# START OF MATERIAL PROVIDED

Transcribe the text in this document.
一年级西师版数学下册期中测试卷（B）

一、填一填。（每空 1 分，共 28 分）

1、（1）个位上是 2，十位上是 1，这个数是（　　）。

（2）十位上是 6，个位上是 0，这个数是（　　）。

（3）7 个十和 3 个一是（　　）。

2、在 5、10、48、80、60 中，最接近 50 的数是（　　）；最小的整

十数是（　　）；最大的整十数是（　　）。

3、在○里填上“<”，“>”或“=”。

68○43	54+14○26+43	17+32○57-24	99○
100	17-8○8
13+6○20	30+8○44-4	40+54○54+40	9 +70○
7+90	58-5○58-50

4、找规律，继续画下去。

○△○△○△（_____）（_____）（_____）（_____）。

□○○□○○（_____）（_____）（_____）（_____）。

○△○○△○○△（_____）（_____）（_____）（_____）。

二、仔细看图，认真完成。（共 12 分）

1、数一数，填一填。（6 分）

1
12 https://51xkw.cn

# END OF MATERIAL PROVIDED

Copy every line from the entries that contains the word "个位上是".

SOLUTION TO THE PROBLEM ::
1、（1）个位上是 2，十位上是 1，这个数是（　　）。
（2）十位上是 6，个位上是 0，这个数是（　　）。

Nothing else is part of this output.